- _ASSIGNED TASK 1_:
In the grape mildew text, what slows down the research in Cadle-Davidson's lab?
- _ASSIGNED TASK 2_:
Copy word for word the part of the grape mildew text that opens with the words containing "New technology that" and closes with "the naked eye.".

- _TEXT PASSAGE_:
+++++

New technology that uses robotics and AI to identify grape plants infected with a devastating fungus will soon be available to researchers across the USA working on an array of plant and animal research.
Biologist Lance Cadle-Davidson, an adjunct professor in the School of Integrative Plant Science (SIPS) at Cornell University and a research plant pathologist with the US Department of Agriculture’s Agricultural Research Service (USDA-ARS), is working to develop grape varieties that are more resistant to powdery mildew, which can show up in infrared before they are visible to the naked eye.
According to Cadle-Davidson, his lab’s research is hindered by the need to manually assess thousands of grape leaf samples for evidence of infection.
To overcome this bottleneck, Cadle-Davidson’s team developed prototypes of imaging robots that can automatically perform high-throughput phenotyping through the USDA-ARS funded VitisGen2 grape breeding project and in partnership with the Light and Health Research Center at Rensselaer Polytechnic Institute.

+++++

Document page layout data
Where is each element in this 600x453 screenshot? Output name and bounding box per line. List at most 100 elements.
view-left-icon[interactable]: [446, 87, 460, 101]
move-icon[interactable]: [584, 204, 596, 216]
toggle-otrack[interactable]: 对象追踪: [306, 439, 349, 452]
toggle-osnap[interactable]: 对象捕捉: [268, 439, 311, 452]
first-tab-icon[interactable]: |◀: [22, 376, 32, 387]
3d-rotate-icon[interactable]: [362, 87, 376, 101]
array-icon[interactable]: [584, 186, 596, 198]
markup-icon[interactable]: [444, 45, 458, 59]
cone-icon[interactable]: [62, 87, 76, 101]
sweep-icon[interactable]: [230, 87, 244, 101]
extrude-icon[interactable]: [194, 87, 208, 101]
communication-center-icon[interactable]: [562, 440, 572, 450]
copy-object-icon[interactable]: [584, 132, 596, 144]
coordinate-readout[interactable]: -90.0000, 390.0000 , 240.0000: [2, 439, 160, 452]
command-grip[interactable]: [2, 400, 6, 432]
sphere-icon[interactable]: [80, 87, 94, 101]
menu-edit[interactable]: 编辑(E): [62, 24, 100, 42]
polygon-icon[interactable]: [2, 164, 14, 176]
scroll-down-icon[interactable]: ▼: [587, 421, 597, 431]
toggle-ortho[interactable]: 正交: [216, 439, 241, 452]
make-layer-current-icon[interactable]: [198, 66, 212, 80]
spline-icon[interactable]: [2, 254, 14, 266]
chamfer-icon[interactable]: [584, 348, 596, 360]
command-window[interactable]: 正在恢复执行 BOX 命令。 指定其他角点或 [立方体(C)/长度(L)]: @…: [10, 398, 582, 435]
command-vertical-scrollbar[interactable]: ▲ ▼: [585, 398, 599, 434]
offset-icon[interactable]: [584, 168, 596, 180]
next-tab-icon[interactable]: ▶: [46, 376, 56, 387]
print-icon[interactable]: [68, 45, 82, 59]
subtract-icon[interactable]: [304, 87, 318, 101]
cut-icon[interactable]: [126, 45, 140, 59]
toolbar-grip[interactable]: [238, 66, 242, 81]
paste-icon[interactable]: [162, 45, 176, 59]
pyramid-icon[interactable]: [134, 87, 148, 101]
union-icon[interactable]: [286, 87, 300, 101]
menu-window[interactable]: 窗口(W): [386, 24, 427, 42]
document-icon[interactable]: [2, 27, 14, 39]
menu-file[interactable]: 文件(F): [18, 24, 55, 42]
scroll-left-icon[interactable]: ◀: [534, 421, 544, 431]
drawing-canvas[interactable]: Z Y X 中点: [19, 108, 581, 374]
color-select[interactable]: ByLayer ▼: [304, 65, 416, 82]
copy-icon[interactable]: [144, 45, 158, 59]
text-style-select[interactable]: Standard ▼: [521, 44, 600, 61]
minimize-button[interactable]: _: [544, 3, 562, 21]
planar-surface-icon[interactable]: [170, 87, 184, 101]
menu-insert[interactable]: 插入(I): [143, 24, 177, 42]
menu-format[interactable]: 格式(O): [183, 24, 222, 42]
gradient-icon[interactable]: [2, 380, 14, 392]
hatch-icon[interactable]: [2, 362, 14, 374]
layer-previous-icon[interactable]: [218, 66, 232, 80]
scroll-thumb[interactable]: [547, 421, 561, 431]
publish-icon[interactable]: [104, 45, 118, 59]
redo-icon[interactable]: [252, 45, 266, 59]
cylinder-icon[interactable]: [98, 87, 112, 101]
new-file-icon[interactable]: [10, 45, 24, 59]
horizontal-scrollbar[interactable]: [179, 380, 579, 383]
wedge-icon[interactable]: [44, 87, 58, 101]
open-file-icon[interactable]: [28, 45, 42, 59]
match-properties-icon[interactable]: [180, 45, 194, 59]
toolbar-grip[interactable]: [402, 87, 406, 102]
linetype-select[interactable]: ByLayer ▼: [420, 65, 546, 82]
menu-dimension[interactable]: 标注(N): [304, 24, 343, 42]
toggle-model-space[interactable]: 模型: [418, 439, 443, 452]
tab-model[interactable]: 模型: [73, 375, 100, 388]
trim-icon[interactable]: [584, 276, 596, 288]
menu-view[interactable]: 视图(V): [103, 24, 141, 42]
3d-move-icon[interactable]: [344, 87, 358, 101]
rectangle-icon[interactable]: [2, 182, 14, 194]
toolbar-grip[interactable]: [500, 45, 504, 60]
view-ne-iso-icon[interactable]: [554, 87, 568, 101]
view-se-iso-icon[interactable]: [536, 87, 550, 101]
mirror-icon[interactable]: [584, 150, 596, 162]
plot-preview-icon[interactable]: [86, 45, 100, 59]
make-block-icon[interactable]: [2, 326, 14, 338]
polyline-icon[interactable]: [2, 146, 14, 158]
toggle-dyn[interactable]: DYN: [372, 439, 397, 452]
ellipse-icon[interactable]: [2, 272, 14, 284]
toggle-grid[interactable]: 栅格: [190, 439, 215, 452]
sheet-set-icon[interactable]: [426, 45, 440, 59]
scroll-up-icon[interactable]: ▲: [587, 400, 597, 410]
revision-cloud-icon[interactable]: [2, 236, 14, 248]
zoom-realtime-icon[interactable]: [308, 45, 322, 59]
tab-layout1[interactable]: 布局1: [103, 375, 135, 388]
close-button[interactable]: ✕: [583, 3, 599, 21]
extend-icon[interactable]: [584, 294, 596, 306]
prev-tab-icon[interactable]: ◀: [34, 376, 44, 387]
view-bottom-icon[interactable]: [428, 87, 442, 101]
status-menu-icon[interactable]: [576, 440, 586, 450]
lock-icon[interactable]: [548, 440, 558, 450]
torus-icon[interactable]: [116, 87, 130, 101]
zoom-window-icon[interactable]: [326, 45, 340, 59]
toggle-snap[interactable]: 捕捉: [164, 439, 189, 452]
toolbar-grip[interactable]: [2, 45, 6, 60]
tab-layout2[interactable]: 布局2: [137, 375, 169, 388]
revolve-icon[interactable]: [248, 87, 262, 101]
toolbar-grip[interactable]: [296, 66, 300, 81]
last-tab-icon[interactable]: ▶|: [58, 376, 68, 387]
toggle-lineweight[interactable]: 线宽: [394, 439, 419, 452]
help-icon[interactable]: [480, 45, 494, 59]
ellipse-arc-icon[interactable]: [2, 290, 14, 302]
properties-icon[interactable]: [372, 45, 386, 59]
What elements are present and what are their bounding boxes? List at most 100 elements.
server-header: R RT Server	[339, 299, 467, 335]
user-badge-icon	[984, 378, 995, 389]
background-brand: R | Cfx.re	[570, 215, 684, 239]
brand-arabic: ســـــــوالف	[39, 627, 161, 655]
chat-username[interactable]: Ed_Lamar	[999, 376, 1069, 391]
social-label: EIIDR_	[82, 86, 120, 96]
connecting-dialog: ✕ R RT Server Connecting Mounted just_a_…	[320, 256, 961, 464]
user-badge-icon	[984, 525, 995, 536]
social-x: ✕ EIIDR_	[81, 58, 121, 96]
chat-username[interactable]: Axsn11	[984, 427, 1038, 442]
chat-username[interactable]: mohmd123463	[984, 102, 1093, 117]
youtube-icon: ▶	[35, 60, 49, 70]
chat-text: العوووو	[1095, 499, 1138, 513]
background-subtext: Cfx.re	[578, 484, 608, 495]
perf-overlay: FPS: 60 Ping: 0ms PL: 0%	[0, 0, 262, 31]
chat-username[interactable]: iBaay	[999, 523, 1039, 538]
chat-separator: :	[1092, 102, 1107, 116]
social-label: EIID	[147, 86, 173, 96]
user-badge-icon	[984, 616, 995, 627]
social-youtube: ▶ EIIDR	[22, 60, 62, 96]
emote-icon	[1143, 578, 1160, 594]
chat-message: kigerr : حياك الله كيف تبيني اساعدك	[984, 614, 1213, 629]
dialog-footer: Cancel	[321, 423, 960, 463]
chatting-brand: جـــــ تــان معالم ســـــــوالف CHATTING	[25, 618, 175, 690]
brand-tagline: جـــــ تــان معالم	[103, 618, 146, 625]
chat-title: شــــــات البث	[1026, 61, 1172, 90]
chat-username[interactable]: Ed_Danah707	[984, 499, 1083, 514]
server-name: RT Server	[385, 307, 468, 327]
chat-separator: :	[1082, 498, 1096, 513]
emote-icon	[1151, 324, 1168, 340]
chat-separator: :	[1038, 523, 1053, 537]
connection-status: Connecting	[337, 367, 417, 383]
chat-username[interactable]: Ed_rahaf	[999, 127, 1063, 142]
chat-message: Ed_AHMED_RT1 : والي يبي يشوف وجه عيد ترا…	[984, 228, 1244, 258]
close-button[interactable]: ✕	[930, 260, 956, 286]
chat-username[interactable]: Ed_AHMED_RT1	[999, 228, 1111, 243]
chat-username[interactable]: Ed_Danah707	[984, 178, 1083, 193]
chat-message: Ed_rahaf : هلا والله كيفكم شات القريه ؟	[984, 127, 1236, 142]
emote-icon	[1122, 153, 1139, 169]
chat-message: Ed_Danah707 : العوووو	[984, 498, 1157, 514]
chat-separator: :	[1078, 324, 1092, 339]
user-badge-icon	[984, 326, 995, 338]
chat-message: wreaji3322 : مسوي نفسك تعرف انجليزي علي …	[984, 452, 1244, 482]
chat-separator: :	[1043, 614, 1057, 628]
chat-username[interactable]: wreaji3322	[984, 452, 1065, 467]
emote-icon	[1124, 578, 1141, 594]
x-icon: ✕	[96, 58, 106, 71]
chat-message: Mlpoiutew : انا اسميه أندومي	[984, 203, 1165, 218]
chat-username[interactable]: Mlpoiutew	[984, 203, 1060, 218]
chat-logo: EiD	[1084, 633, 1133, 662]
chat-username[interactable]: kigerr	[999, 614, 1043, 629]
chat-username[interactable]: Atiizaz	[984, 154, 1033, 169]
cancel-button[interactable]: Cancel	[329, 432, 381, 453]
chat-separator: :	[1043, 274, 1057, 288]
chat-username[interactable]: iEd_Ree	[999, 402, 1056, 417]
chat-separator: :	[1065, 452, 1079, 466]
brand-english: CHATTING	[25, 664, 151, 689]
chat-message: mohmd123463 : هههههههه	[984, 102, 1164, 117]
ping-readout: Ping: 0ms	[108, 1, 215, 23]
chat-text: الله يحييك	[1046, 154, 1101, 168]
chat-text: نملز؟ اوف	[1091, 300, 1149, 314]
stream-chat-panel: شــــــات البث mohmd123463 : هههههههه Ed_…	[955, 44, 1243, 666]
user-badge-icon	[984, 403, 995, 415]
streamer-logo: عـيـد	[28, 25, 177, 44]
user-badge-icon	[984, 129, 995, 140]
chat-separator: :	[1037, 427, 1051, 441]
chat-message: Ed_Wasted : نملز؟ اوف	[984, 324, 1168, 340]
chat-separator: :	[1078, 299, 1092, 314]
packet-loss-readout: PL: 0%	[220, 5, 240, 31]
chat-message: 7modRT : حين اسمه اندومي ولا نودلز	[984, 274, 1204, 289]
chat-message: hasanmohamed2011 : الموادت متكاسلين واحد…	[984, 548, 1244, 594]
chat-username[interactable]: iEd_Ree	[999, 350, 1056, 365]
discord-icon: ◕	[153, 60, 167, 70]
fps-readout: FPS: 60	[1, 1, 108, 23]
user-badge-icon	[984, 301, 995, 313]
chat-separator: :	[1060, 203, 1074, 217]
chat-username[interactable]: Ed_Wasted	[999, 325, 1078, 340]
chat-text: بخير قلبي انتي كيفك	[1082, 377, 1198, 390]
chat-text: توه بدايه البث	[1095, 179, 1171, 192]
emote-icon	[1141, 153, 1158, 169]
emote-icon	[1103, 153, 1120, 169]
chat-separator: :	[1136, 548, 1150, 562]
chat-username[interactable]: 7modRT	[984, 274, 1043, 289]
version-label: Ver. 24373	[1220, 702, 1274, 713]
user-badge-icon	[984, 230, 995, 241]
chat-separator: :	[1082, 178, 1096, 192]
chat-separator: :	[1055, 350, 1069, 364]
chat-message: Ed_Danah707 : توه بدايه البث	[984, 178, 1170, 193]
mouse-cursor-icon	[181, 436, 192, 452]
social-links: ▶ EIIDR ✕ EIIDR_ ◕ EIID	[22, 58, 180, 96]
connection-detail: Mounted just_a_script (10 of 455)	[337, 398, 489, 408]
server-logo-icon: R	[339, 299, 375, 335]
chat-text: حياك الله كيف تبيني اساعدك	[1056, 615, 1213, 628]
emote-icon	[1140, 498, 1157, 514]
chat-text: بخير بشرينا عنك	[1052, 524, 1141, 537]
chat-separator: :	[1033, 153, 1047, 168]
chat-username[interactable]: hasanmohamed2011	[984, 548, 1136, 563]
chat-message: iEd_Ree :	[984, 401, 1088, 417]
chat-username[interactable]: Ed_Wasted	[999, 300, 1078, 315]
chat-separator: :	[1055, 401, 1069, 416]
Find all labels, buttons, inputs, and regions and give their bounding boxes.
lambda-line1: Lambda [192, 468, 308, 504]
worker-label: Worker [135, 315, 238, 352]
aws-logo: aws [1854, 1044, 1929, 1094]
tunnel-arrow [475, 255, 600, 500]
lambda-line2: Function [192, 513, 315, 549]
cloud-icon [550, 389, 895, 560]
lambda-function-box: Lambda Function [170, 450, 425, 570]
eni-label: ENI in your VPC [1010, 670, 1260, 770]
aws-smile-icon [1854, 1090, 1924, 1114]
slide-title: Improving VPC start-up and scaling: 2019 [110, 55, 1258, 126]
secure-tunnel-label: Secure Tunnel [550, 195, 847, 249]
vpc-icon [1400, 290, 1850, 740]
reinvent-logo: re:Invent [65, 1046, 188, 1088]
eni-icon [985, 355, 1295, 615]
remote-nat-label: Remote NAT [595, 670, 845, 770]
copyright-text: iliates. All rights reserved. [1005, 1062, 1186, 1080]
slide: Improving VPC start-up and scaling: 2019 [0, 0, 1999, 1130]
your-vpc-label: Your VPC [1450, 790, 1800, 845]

+++++

- _PROBLEM SOLUTION 1_:
The need to manually assess thousands of grape leaf samples for evidence of infection.

- _PROBLEM SOLUTION 2_:
New technology that uses robotics and AI to identify grape plants infected with a devastating fungus will soon be available to researchers across the USA working on an array of plant and animal research.
Biologist Lance Cadle-Davidson, an adjunct professor in the School of Integrative Plant Science (SIPS) at Cornell University and a research plant pathologist with the US Department of Agriculture’s Agricultural Research Service (USDA-ARS), is working to develop grape varieties that are more resistant to powdery mildew, which can show up in infrared before they are visible to the naked eye.